• _Instructions for the task_:
What follows is a set of records, each of which is to be written out exactly.
___ Records to use
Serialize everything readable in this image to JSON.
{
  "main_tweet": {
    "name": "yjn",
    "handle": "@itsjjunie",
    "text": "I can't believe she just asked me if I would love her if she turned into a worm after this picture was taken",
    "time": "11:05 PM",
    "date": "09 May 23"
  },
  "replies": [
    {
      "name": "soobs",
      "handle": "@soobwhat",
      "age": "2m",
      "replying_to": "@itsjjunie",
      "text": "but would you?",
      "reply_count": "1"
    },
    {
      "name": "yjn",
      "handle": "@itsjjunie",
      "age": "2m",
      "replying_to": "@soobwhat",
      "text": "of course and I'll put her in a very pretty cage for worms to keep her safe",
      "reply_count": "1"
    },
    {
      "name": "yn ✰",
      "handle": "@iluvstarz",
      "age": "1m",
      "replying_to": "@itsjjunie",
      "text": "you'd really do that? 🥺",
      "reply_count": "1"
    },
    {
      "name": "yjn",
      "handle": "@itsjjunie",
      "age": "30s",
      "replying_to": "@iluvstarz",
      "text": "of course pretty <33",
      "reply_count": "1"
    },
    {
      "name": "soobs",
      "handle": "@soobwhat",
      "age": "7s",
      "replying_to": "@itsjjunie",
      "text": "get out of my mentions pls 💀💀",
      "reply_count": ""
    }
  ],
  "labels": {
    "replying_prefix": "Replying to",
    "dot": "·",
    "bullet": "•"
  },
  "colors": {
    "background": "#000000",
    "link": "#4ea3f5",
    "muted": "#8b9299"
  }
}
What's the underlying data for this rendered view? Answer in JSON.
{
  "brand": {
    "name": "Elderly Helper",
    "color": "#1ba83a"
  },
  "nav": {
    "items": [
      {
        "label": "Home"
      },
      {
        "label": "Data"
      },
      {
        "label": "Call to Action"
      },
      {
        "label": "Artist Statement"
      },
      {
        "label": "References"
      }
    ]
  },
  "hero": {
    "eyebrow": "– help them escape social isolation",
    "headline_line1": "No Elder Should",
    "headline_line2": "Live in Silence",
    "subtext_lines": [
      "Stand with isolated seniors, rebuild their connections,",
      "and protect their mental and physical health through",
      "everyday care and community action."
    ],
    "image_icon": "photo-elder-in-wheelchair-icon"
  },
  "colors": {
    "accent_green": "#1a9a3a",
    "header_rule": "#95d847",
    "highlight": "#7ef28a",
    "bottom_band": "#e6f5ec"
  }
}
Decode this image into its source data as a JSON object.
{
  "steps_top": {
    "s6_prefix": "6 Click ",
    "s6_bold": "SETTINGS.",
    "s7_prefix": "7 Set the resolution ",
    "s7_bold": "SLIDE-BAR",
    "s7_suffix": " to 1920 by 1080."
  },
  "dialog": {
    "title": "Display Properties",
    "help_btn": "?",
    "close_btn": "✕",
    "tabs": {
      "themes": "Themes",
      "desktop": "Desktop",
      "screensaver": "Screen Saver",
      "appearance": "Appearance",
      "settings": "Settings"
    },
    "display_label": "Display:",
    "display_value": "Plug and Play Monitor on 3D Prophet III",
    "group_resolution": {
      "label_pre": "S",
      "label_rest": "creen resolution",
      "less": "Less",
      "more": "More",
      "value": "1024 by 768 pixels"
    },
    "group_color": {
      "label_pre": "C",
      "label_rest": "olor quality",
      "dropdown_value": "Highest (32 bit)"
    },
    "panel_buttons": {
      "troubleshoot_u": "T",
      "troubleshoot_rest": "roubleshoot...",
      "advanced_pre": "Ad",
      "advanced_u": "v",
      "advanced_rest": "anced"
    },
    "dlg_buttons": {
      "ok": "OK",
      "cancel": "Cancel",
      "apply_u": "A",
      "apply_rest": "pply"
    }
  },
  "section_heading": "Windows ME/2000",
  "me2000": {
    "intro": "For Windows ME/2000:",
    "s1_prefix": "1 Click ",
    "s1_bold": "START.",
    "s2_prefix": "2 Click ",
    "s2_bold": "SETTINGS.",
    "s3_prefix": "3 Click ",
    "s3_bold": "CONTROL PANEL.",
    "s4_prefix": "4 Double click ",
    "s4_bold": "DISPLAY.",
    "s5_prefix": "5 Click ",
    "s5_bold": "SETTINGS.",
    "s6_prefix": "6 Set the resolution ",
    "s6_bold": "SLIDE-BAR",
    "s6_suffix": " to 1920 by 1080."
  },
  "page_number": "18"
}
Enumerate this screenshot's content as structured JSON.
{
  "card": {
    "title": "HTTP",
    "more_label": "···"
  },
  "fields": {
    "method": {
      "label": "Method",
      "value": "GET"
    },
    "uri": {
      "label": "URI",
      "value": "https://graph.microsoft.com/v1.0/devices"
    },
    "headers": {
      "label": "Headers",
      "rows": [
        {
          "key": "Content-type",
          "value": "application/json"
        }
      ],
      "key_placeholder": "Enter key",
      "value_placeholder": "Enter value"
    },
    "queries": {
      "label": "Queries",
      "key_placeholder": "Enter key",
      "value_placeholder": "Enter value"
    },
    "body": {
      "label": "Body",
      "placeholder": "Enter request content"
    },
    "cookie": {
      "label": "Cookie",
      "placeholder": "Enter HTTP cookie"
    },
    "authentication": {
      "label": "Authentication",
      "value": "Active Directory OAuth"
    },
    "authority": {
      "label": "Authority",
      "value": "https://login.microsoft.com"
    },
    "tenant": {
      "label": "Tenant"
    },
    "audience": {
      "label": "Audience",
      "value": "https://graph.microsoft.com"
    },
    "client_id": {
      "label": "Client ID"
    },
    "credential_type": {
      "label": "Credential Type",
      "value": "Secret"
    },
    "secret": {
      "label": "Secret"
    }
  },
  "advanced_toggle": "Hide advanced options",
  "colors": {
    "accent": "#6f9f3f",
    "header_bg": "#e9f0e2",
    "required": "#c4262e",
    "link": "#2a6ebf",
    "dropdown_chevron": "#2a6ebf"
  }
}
______
• _Exercise answer_:
Serialize everything readable in this image to JSON.
{
  "main_tweet": {
    "name": "yjn",
    "handle": "@itsjjunie",
    "text": "I can't believe she just asked me if I would love her if she turned into a worm after this picture was taken",
    "time": "11:05 PM",
    "date": "09 May 23"
  },
  "replies": [
    {
      "name": "soobs",
      "handle": "@soobwhat",
      "age": "2m",
      "replying_to": "@itsjjunie",
      "text": "but would you?",
      "reply_count": "1"
    },
    {
      "name": "yjn",
      "handle": "@itsjjunie",
      "age": "2m",
      "replying_to": "@soobwhat",
      "text": "of course and I'll put her in a very pretty cage for worms to keep her safe",
      "reply_count": "1"
    },
    {
      "name": "yn ✰",
      "handle": "@iluvstarz",
      "age": "1m",
      "replying_to": "@itsjjunie",
      "text": "you'd really do that? 🥺",
      "reply_count": "1"
    },
    {
      "name": "yjn",
      "handle": "@itsjjunie",
      "age": "30s",
      "replying_to": "@iluvstarz",
      "text": "of course pretty <33",
      "reply_count": "1"
    },
    {
      "name": "soobs",
      "handle": "@soobwhat",
      "age": "7s",
      "replying_to": "@itsjjunie",
      "text": "get out of my mentions pls 💀💀",
      "reply_count": ""
    }
  ],
  "labels": {
    "replying_prefix": "Replying to",
    "dot": "·",
    "bullet": "•"
  },
  "colors": {
    "background": "#000000",
    "link": "#4ea3f5",
    "muted": "#8b9299"
  }
}
What's the underlying data for this rendered view? Answer in JSON.
{
  "brand": {
    "name": "Elderly Helper",
    "color": "#1ba83a"
  },
  "nav": {
    "items": [
      {
        "label": "Home"
      },
      {
        "label": "Data"
      },
      {
        "label": "Call to Action"
      },
      {
        "label": "Artist Statement"
      },
      {
        "label": "References"
      }
    ]
  },
  "hero": {
    "eyebrow": "– help them escape social isolation",
    "headline_line1": "No Elder Should",
    "headline_line2": "Live in Silence",
    "subtext_lines": [
      "Stand with isolated seniors, rebuild their connections,",
      "and protect their mental and physical health through",
      "everyday care and community action."
    ],
    "image_icon": "photo-elder-in-wheelchair-icon"
  },
  "colors": {
    "accent_green": "#1a9a3a",
    "header_rule": "#95d847",
    "highlight": "#7ef28a",
    "bottom_band": "#e6f5ec"
  }
}
Decode this image into its source data as a JSON object.
{
  "steps_top": {
    "s6_prefix": "6 Click ",
    "s6_bold": "SETTINGS.",
    "s7_prefix": "7 Set the resolution ",
    "s7_bold": "SLIDE-BAR",
    "s7_suffix": " to 1920 by 1080."
  },
  "dialog": {
    "title": "Display Properties",
    "help_btn": "?",
    "close_btn": "✕",
    "tabs": {
      "themes": "Themes",
      "desktop": "Desktop",
      "screensaver": "Screen Saver",
      "appearance": "Appearance",
      "settings": "Settings"
    },
    "display_label": "Display:",
    "display_value": "Plug and Play Monitor on 3D Prophet III",
    "group_resolution": {
      "label_pre": "S",
      "label_rest": "creen resolution",
      "less": "Less",
      "more": "More",
      "value": "1024 by 768 pixels"
    },
    "group_color": {
      "label_pre": "C",
      "label_rest": "olor quality",
      "dropdown_value": "Highest (32 bit)"
    },
    "panel_buttons": {
      "troubleshoot_u": "T",
      "troubleshoot_rest": "roubleshoot...",
      "advanced_pre": "Ad",
      "advanced_u": "v",
      "advanced_rest": "anced"
    },
    "dlg_buttons": {
      "ok": "OK",
      "cancel": "Cancel",
      "apply_u": "A",
      "apply_rest": "pply"
    }
  },
  "section_heading": "Windows ME/2000",
  "me2000": {
    "intro": "For Windows ME/2000:",
    "s1_prefix": "1 Click ",
    "s1_bold": "START.",
    "s2_prefix": "2 Click ",
    "s2_bold": "SETTINGS.",
    "s3_prefix": "3 Click ",
    "s3_bold": "CONTROL PANEL.",
    "s4_prefix": "4 Double click ",
    "s4_bold": "DISPLAY.",
    "s5_prefix": "5 Click ",
    "s5_bold": "SETTINGS.",
    "s6_prefix": "6 Set the resolution ",
    "s6_bold": "SLIDE-BAR",
    "s6_suffix": " to 1920 by 1080."
  },
  "page_number": "18"
}
Enumerate this screenshot's content as structured JSON.
{
  "card": {
    "title": "HTTP",
    "more_label": "···"
  },
  "fields": {
    "method": {
      "label": "Method",
      "value": "GET"
    },
    "uri": {
      "label": "URI",
      "value": "https://graph.microsoft.com/v1.0/devices"
    },
    "headers": {
      "label": "Headers",
      "rows": [
        {
          "key": "Content-type",
          "value": "application/json"
        }
      ],
      "key_placeholder": "Enter key",
      "value_placeholder": "Enter value"
    },
    "queries": {
      "label": "Queries",
      "key_placeholder": "Enter key",
      "value_placeholder": "Enter value"
    },
    "body": {
      "label": "Body",
      "placeholder": "Enter request content"
    },
    "cookie": {
      "label": "Cookie",
      "placeholder": "Enter HTTP cookie"
    },
    "authentication": {
      "label": "Authentication",
      "value": "Active Directory OAuth"
    },
    "authority": {
      "label": "Authority",
      "value": "https://login.microsoft.com"
    },
    "tenant": {
      "label": "Tenant"
    },
    "audience": {
      "label": "Audience",
      "value": "https://graph.microsoft.com"
    },
    "client_id": {
      "label": "Client ID"
    },
    "credential_type": {
      "label": "Credential Type",
      "value": "Secret"
    },
    "secret": {
      "label": "Secret"
    }
  },
  "advanced_toggle": "Hide advanced options",
  "colors": {
    "accent": "#6f9f3f",
    "header_bg": "#e9f0e2",
    "required": "#c4262e",
    "link": "#2a6ebf",
    "dropdown_chevron": "#2a6ebf"
  }
}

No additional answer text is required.